- **YOUR INSTRUCTIONS**
Make an exact copy of the entries, and keep any pictures out of it.

- **Figure record listings**
######
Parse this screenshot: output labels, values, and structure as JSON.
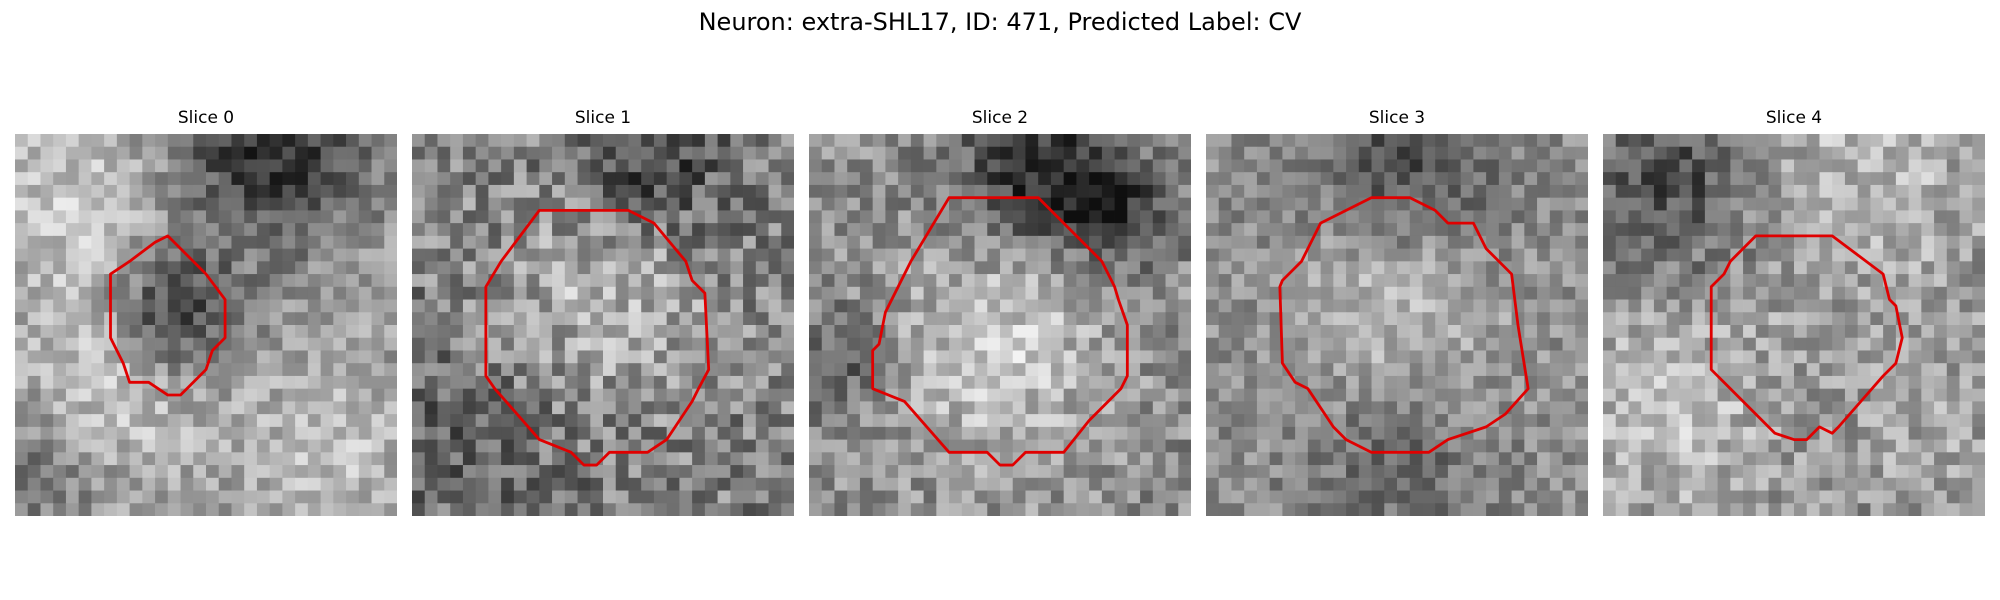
{
  "figure": {
    "title": "Neuron: extra-SHL17, ID: 471, Predicted Label: CV",
    "outline_color": "#e00000",
    "colormap": "gray",
    "panels": [
      {
        "title": "Slice 0",
        "pattern": "slice0"
      },
      {
        "title": "Slice 1",
        "pattern": "slice1"
      },
      {
        "title": "Slice 2",
        "pattern": "slice2"
      },
      {
        "title": "Slice 3",
        "pattern": "slice3"
      },
      {
        "title": "Slice 4",
        "pattern": "slice4"
      }
    ]
  }
}
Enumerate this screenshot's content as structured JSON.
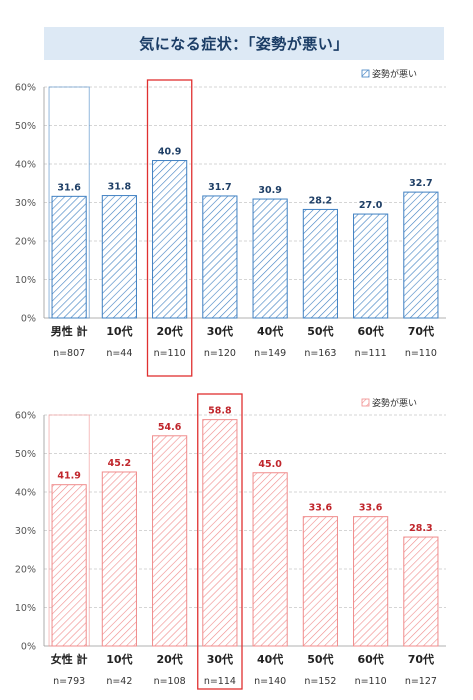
######
- **TASK SOLUTION**
Parse this screenshot: output labels, values, and structure as JSON.
{
  "figure": {
    "title": "Neuron: extra-SHL17, ID: 471, Predicted Label: CV",
    "outline_color": "#e00000",
    "colormap": "gray",
    "panels": [
      {
        "title": "Slice 0",
        "pattern": "slice0"
      },
      {
        "title": "Slice 1",
        "pattern": "slice1"
      },
      {
        "title": "Slice 2",
        "pattern": "slice2"
      },
      {
        "title": "Slice 3",
        "pattern": "slice3"
      },
      {
        "title": "Slice 4",
        "pattern": "slice4"
      }
    ]
  }
}
Enumerate this screenshot's content as structured JSON.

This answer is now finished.